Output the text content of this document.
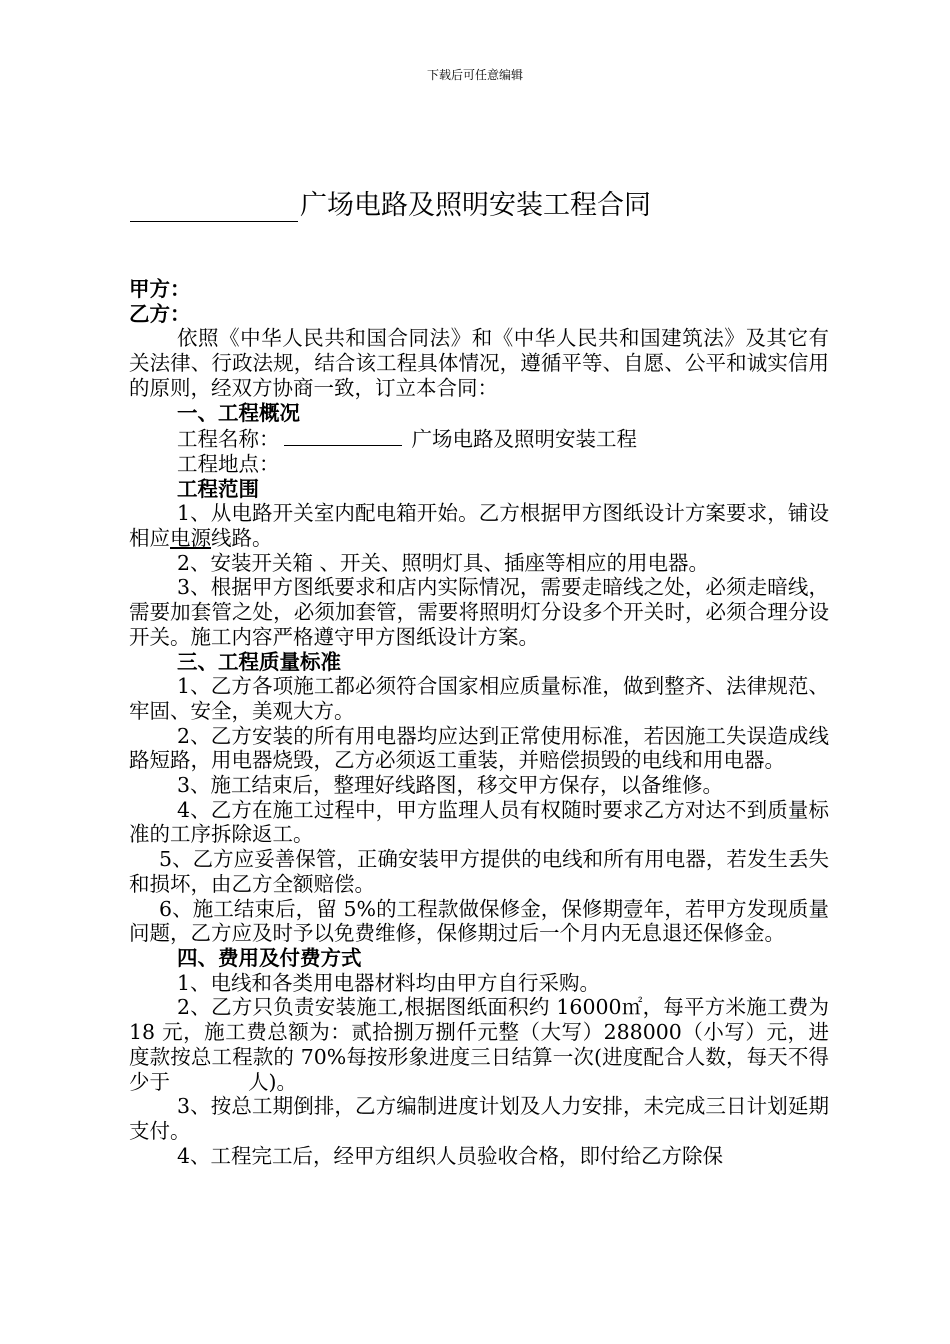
下载后可任意编辑
广场电路及照明安装工程合同

甲方：

乙方：

依照《中华人民共和国合同法》和《中华人民共和国建筑法》及其它有关法律、行政法规，结合该工程具体情况，遵循平等、自愿、公平和诚实信用的原则，经双方协商一致，订立本合同：

一、工程概况

工程名称：	广场电路及照明安装工程

工程地点：

工程范围

1、从电路开关室内配电箱开始。乙方根据甲方图纸设计方案要求，铺设相应电源线路。

2、安装开关箱 、开关、照明灯具、插座等相应的用电器。

3、根据甲方图纸要求和店内实际情况，需要走暗线之处，必须走暗线，需要加套管之处，必须加套管，需要将照明灯分设多个开关时，必须合理分设开关。施工内容严格遵守甲方图纸设计方案。

三、工程质量标准

1、乙方各项施工都必须符合国家相应质量标准，做到整齐、法律规范、牢固、安全，美观大方。

2、乙方安装的所有用电器均应达到正常使用标准，若因施工失误造成线路短路，用电器烧毁，乙方必须返工重装，并赔偿损毁的电线和用电器。

3、施工结束后，整理好线路图，移交甲方保存，以备维修。

4、乙方在施工过程中，甲方监理人员有权随时要求乙方对达不到质量标准的工序拆除返工。

5、乙方应妥善保管，正确安装甲方提供的电线和所有用电器，若发生丢失和损坏，由乙方全额赔偿。

6、施工结束后，留 5%的工程款做保修金，保修期壹年，若甲方发现质量问题，乙方应及时予以免费维修，保修期过后一个月内无息退还保修金。

四、费用及付费方式

1、电线和各类用电器材料均由甲方自行采购。

2、乙方只负责安装施工,根据图纸面积约 16000㎡，每平方米施工费为 18 元，施工费总额为：贰拾捌万捌仟元整（大写）288000（小写）元，进度款按总工程款的 70%每按形象进度三日结算一次(进度配合人数，每天不得少于	人)。

3、按总工期倒排，乙方编制进度计划及人力安排，未完成三日计划延期支付。

4、工程完工后，经甲方组织人员验收合格，即付给乙方除保
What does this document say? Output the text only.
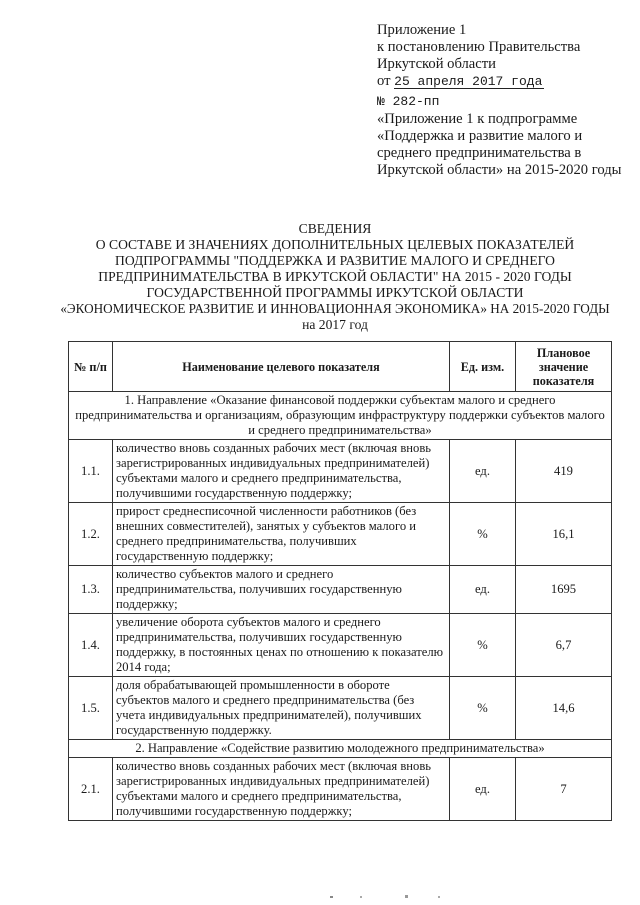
Приложение 1
к постановлению Правительства
Иркутской области
от 25 апреля 2017 года
№ 282-пп
«Приложение 1 к подпрограмме «Поддержка и развитие малого и среднего предпринимательства в Иркутской области» на 2015-2020 годы
СВЕДЕНИЯ
О СОСТАВЕ И ЗНАЧЕНИЯХ ДОПОЛНИТЕЛЬНЫХ ЦЕЛЕВЫХ ПОКАЗАТЕЛЕЙ
ПОДПРОГРАММЫ "ПОДДЕРЖКА И РАЗВИТИЕ МАЛОГО И СРЕДНЕГО
ПРЕДПРИНИМАТЕЛЬСТВА В ИРКУТСКОЙ ОБЛАСТИ" НА 2015 - 2020 ГОДЫ
ГОСУДАРСТВЕННОЙ ПРОГРАММЫ ИРКУТСКОЙ ОБЛАСТИ
«ЭКОНОМИЧЕСКОЕ РАЗВИТИЕ И ИННОВАЦИОННАЯ ЭКОНОМИКА» НА 2015-2020 ГОДЫ
на 2017 год
№ п/п	Наименование целевого показателя	Ед. изм.	Плановое значение показателя
1. Направление «Оказание финансовой поддержки субъектам малого и среднего предпринимательства и организациям, образующим инфраструктуру поддержки субъектов малого и среднего предпринимательства»			
1.1.	количество вновь созданных рабочих мест (включая вновь зарегистрированных индивидуальных предпринимателей) субъектами малого и среднего предпринимательства, получившими государственную поддержку;	ед.	419
1.2.	прирост среднесписочной численности работников (без внешних совместителей), занятых у субъектов малого и среднего предпринимательства, получивших государственную поддержку;	%	16,1
1.3.	количество субъектов малого и среднего предпринимательства, получивших государственную поддержку;	ед.	1695
1.4.	увеличение оборота субъектов малого и среднего предпринимательства, получивших государственную поддержку, в постоянных ценах по отношению к показателю 2014 года;	%	6,7
1.5.	доля обрабатывающей промышленности в обороте субъектов малого и среднего предпринимательства (без учета индивидуальных предпринимателей), получивших государственную поддержку.	%	14,6
2. Направление «Содействие развитию молодежного предпринимательства»			
2.1.	количество вновь созданных рабочих мест (включая вновь зарегистрированных индивидуальных предпринимателей) субъектами малого и среднего предпринимательства, получившими государственную поддержку;	ед.	7
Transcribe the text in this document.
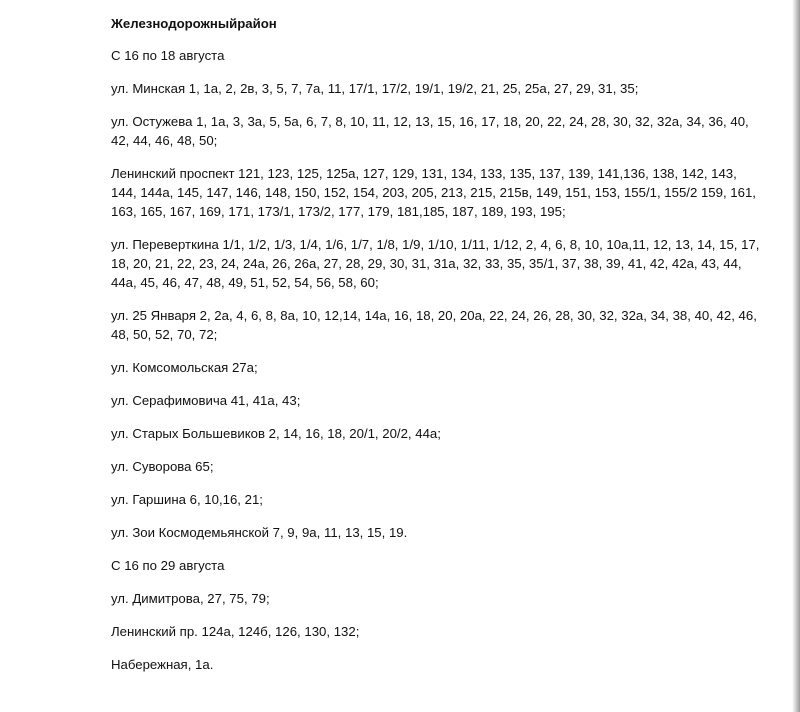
Железнодорожныйрайон

С 16 по 18 августа

ул. Минская 1, 1а, 2, 2в, 3, 5, 7, 7а, 11, 17/1, 17/2, 19/1, 19/2, 21, 25, 25а, 27, 29, 31, 35;

ул. Остужева 1, 1а, 3, 3а, 5, 5а, 6, 7, 8, 10, 11, 12, 13, 15, 16, 17, 18, 20, 22, 24, 28, 30, 32, 32а, 34, 36, 40, 42, 44, 46, 48, 50;

Ленинский проспект 121, 123, 125, 125а, 127, 129, 131, 134, 133, 135, 137, 139, 141,136, 138, 142, 143, 144, 144а, 145, 147, 146, 148, 150, 152, 154, 203, 205, 213, 215, 215в, 149, 151, 153, 155/1, 155/2 159, 161, 163, 165, 167, 169, 171, 173/1, 173/2, 177, 179, 181,185, 187, 189, 193, 195;

ул. Переверткина 1/1, 1/2, 1/3, 1/4, 1/6, 1/7, 1/8, 1/9, 1/10, 1/11, 1/12, 2, 4, 6, 8, 10, 10а,11, 12, 13, 14, 15, 17, 18, 20, 21, 22, 23, 24, 24а, 26, 26а, 27, 28, 29, 30, 31, 31а, 32, 33, 35, 35/1, 37, 38, 39, 41, 42, 42а, 43, 44, 44а, 45, 46, 47, 48, 49, 51, 52, 54, 56, 58, 60;

ул. 25 Января 2, 2а, 4, 6, 8, 8а, 10, 12,14, 14а, 16, 18, 20, 20а, 22, 24, 26, 28, 30, 32, 32а, 34, 38, 40, 42, 46, 48, 50, 52, 70, 72;

ул. Комсомольская 27а;

ул. Серафимовича 41, 41а, 43;

ул. Старых Большевиков 2, 14, 16, 18, 20/1, 20/2, 44а;

ул. Суворова 65;

ул. Гаршина 6, 10,16, 21;

ул. Зои Космодемьянской 7, 9, 9а, 11, 13, 15, 19.

С 16 по 29 августа

ул. Димитрова, 27, 75, 79;

Ленинский пр. 124а, 124б, 126, 130, 132;

Набережная, 1а.
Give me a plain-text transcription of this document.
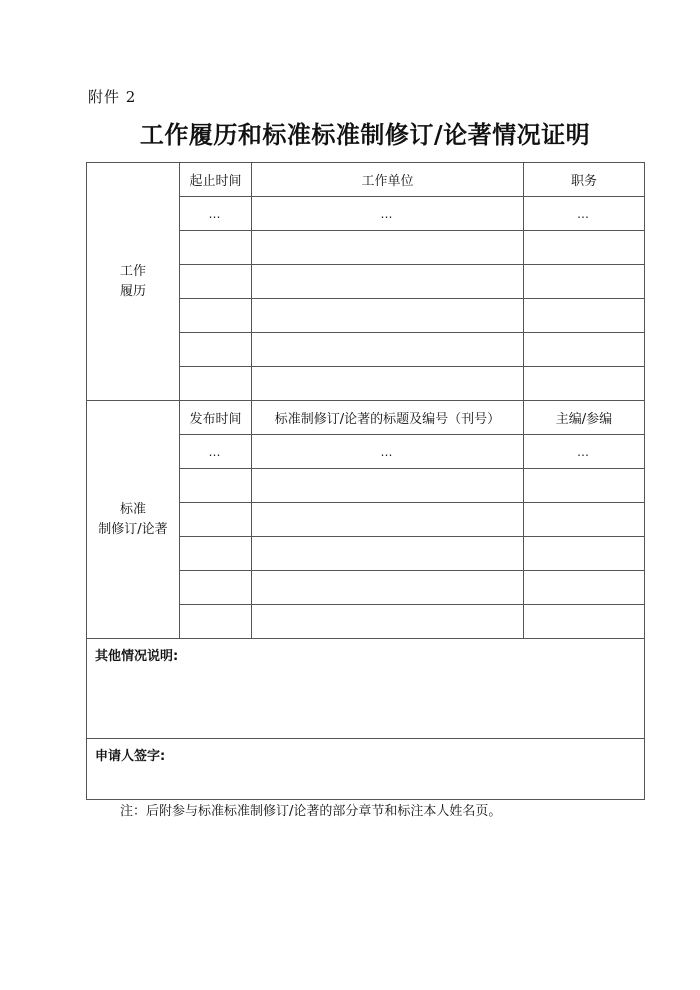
附件 2
工作履历和标准标准制修订/论著情况证明
工作
履历	起止时间	工作单位	职务
	…	…	…

标准
制修订/论著	发布时间	标准制修订/论著的标题及编号（刊号）	主编/参编
	…	…	…

其他情况说明:			
申请人签字:			
注：后附参与标准标准制修订/论著的部分章节和标注本人姓名页。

#### WHAT TO PRODUCE
Give back all entries exactly. No pictures belong in the copy.

#### CORRECT ANSWER
Output the text content of this document.
下载后可任意编辑
广场电路及照明安装工程合同

甲方：

乙方：

依照《中华人民共和国合同法》和《中华人民共和国建筑法》及其它有关法律、行政法规，结合该工程具体情况，遵循平等、自愿、公平和诚实信用的原则，经双方协商一致，订立本合同：

一、工程概况

工程名称：	广场电路及照明安装工程

工程地点：

工程范围

1、从电路开关室内配电箱开始。乙方根据甲方图纸设计方案要求，铺设相应电源线路。

2、安装开关箱 、开关、照明灯具、插座等相应的用电器。

3、根据甲方图纸要求和店内实际情况，需要走暗线之处，必须走暗线，需要加套管之处，必须加套管，需要将照明灯分设多个开关时，必须合理分设开关。施工内容严格遵守甲方图纸设计方案。

三、工程质量标准

1、乙方各项施工都必须符合国家相应质量标准，做到整齐、法律规范、牢固、安全，美观大方。

2、乙方安装的所有用电器均应达到正常使用标准，若因施工失误造成线路短路，用电器烧毁，乙方必须返工重装，并赔偿损毁的电线和用电器。

3、施工结束后，整理好线路图，移交甲方保存，以备维修。

4、乙方在施工过程中，甲方监理人员有权随时要求乙方对达不到质量标准的工序拆除返工。

5、乙方应妥善保管，正确安装甲方提供的电线和所有用电器，若发生丢失和损坏，由乙方全额赔偿。

6、施工结束后，留 5%的工程款做保修金，保修期壹年，若甲方发现质量问题，乙方应及时予以免费维修，保修期过后一个月内无息退还保修金。

四、费用及付费方式

1、电线和各类用电器材料均由甲方自行采购。

2、乙方只负责安装施工,根据图纸面积约 16000㎡，每平方米施工费为 18 元，施工费总额为：贰拾捌万捌仟元整（大写）288000（小写）元，进度款按总工程款的 70%每按形象进度三日结算一次(进度配合人数，每天不得少于	人)。

3、按总工期倒排，乙方编制进度计划及人力安排，未完成三日计划延期支付。

4、工程完工后，经甲方组织人员验收合格，即付给乙方除保
What does this document say? Output the text only.
Приложение 1
к постановлению Правительства
Иркутской области
от 25 апреля 2017 года
№ 282-пп
«Приложение 1 к подпрограмме «Поддержка и развитие малого и среднего предпринимательства в Иркутской области» на 2015-2020 годы
СВЕДЕНИЯ
О СОСТАВЕ И ЗНАЧЕНИЯХ ДОПОЛНИТЕЛЬНЫХ ЦЕЛЕВЫХ ПОКАЗАТЕЛЕЙ
ПОДПРОГРАММЫ "ПОДДЕРЖКА И РАЗВИТИЕ МАЛОГО И СРЕДНЕГО
ПРЕДПРИНИМАТЕЛЬСТВА В ИРКУТСКОЙ ОБЛАСТИ" НА 2015 - 2020 ГОДЫ
ГОСУДАРСТВЕННОЙ ПРОГРАММЫ ИРКУТСКОЙ ОБЛАСТИ
«ЭКОНОМИЧЕСКОЕ РАЗВИТИЕ И ИННОВАЦИОННАЯ ЭКОНОМИКА» НА 2015-2020 ГОДЫ
на 2017 год
№ п/п	Наименование целевого показателя	Ед. изм.	Плановое значение показателя
1. Направление «Оказание финансовой поддержки субъектам малого и среднего предпринимательства и организациям, образующим инфраструктуру поддержки субъектов малого и среднего предпринимательства»			
1.1.	количество вновь созданных рабочих мест (включая вновь зарегистрированных индивидуальных предпринимателей) субъектами малого и среднего предпринимательства, получившими государственную поддержку;	ед.	419
1.2.	прирост среднесписочной численности работников (без внешних совместителей), занятых у субъектов малого и среднего предпринимательства, получивших государственную поддержку;	%	16,1
1.3.	количество субъектов малого и среднего предпринимательства, получивших государственную поддержку;	ед.	1695
1.4.	увеличение оборота субъектов малого и среднего предпринимательства, получивших государственную поддержку, в постоянных ценах по отношению к показателю 2014 года;	%	6,7
1.5.	доля обрабатывающей промышленности в обороте субъектов малого и среднего предпринимательства (без учета индивидуальных предпринимателей), получивших государственную поддержку.	%	14,6
2. Направление «Содействие развитию молодежного предпринимательства»			
2.1.	количество вновь созданных рабочих мест (включая вновь зарегистрированных индивидуальных предпринимателей) субъектами малого и среднего предпринимательства, получившими государственную поддержку;	ед.	7
Transcribe the text in this document.
Железнодорожныйрайон

С 16 по 18 августа

ул. Минская 1, 1а, 2, 2в, 3, 5, 7, 7а, 11, 17/1, 17/2, 19/1, 19/2, 21, 25, 25а, 27, 29, 31, 35;

ул. Остужева 1, 1а, 3, 3а, 5, 5а, 6, 7, 8, 10, 11, 12, 13, 15, 16, 17, 18, 20, 22, 24, 28, 30, 32, 32а, 34, 36, 40, 42, 44, 46, 48, 50;

Ленинский проспект 121, 123, 125, 125а, 127, 129, 131, 134, 133, 135, 137, 139, 141,136, 138, 142, 143, 144, 144а, 145, 147, 146, 148, 150, 152, 154, 203, 205, 213, 215, 215в, 149, 151, 153, 155/1, 155/2 159, 161, 163, 165, 167, 169, 171, 173/1, 173/2, 177, 179, 181,185, 187, 189, 193, 195;

ул. Переверткина 1/1, 1/2, 1/3, 1/4, 1/6, 1/7, 1/8, 1/9, 1/10, 1/11, 1/12, 2, 4, 6, 8, 10, 10а,11, 12, 13, 14, 15, 17, 18, 20, 21, 22, 23, 24, 24а, 26, 26а, 27, 28, 29, 30, 31, 31а, 32, 33, 35, 35/1, 37, 38, 39, 41, 42, 42а, 43, 44, 44а, 45, 46, 47, 48, 49, 51, 52, 54, 56, 58, 60;

ул. 25 Января 2, 2а, 4, 6, 8, 8а, 10, 12,14, 14а, 16, 18, 20, 20а, 22, 24, 26, 28, 30, 32, 32а, 34, 38, 40, 42, 46, 48, 50, 52, 70, 72;

ул. Комсомольская 27а;

ул. Серафимовича 41, 41а, 43;

ул. Старых Большевиков 2, 14, 16, 18, 20/1, 20/2, 44а;

ул. Суворова 65;

ул. Гаршина 6, 10,16, 21;

ул. Зои Космодемьянской 7, 9, 9а, 11, 13, 15, 19.

С 16 по 29 августа

ул. Димитрова, 27, 75, 79;

Ленинский пр. 124а, 124б, 126, 130, 132;

Набережная, 1а.
Give me a plain-text transcription of this document.
附件 2
工作履历和标准标准制修订/论著情况证明
工作
履历	起止时间	工作单位	职务
	…	…	…

标准
制修订/论著	发布时间	标准制修订/论著的标题及编号（刊号）	主编/参编
	…	…	…

其他情况说明:			
申请人签字:			
注：后附参与标准标准制修订/论著的部分章节和标注本人姓名页。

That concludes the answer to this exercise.